▸ **To be done**:
Locate the lines of the listing below that hold "autres", then copy each of them.

================

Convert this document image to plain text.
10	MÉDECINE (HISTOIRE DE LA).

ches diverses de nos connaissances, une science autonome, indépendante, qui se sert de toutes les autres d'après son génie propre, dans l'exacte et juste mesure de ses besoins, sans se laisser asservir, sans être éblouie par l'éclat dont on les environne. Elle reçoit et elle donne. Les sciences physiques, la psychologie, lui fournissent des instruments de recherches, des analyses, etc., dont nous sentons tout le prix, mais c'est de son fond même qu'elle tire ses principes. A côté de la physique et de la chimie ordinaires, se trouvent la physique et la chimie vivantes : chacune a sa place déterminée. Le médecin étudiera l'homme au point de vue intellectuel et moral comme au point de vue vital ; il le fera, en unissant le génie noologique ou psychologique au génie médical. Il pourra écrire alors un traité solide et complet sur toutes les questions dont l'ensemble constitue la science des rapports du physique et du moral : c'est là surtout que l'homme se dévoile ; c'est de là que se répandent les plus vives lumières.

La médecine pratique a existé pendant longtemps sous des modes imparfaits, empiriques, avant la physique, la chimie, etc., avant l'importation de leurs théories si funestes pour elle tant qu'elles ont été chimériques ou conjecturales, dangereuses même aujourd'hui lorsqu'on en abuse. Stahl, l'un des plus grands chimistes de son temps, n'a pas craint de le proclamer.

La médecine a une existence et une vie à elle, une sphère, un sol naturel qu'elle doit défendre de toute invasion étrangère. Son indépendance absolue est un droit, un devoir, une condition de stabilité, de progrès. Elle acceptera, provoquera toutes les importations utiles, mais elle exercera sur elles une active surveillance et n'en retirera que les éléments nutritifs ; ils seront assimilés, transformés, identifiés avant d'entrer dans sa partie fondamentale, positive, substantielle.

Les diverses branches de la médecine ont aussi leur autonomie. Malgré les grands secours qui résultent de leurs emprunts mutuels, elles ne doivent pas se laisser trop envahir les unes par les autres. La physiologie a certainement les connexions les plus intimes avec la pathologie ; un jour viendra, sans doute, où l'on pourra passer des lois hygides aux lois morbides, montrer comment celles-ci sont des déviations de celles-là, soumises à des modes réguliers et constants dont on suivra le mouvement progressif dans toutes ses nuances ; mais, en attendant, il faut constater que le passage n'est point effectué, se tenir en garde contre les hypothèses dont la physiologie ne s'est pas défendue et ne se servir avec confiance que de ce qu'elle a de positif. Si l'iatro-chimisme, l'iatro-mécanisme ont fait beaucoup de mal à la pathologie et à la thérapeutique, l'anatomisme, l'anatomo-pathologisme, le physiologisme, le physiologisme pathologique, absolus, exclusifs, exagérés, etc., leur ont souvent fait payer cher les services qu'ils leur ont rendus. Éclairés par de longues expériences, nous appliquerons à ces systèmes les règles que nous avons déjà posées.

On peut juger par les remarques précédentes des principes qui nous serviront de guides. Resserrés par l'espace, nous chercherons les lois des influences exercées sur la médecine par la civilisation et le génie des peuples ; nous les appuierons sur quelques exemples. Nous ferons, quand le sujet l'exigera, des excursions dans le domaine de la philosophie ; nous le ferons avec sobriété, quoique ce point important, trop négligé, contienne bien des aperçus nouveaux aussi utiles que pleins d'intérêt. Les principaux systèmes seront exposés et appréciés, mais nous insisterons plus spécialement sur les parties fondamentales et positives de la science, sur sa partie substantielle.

================

▸ **Written answer**:
ches diverses de nos connaissances, une science autonome, indépendante, qui se sert de toutes les autres d'après son génie propre, dans l'exacte et juste mesure de ses besoins, sans se laisser asservir, sans être éblouie par l'éclat dont on les environne. Elle reçoit et elle donne. Les sciences physiques, la psychologie, lui fournissent des instruments de recherches, des analyses, etc., dont nous sentons tout le prix, mais c'est de son fond même qu'elle tire ses principes. A côté de la physique et de la chimie ordinaires, se trouvent la physique et la chimie vivantes : chacune a sa place déterminée. Le médecin étudiera l'homme au point de vue intellectuel et moral comme au point de vue vital ; il le fera, en unissant le génie noologique ou psychologique au génie médical. Il pourra écrire alors un traité solide et complet sur toutes les questions dont l'ensemble constitue la science des rapports du physique et du moral : c'est là surtout que l'homme se dévoile ; c'est de là que se répandent les plus vives lumières.
Les diverses branches de la médecine ont aussi leur autonomie. Malgré les grands secours qui résultent de leurs emprunts mutuels, elles ne doivent pas se laisser trop envahir les unes par les autres. La physiologie a certainement les connexions les plus intimes avec la pathologie ; un jour viendra, sans doute, où l'on pourra passer des lois hygides aux lois morbides, montrer comment celles-ci sont des déviations de celles-là, soumises à des modes réguliers et constants dont on suivra le mouvement progressif dans toutes ses nuances ; mais, en attendant, il faut constater que le passage n'est point effectué, se tenir en garde contre les hypothèses dont la physiologie ne s'est pas défendue et ne se servir avec confiance que de ce qu'elle a de positif. Si l'iatro-chimisme, l'iatro-mécanisme ont fait beaucoup de mal à la pathologie et à la thérapeutique, l'anatomisme, l'anatomo-pathologisme, le physiologisme, le physiologisme pathologique, absolus, exclusifs, exagérés, etc., leur ont souvent fait payer cher les services qu'ils leur ont rendus. Éclairés par de longues expériences, nous appliquerons à ces systèmes les règles que nous avons déjà posées.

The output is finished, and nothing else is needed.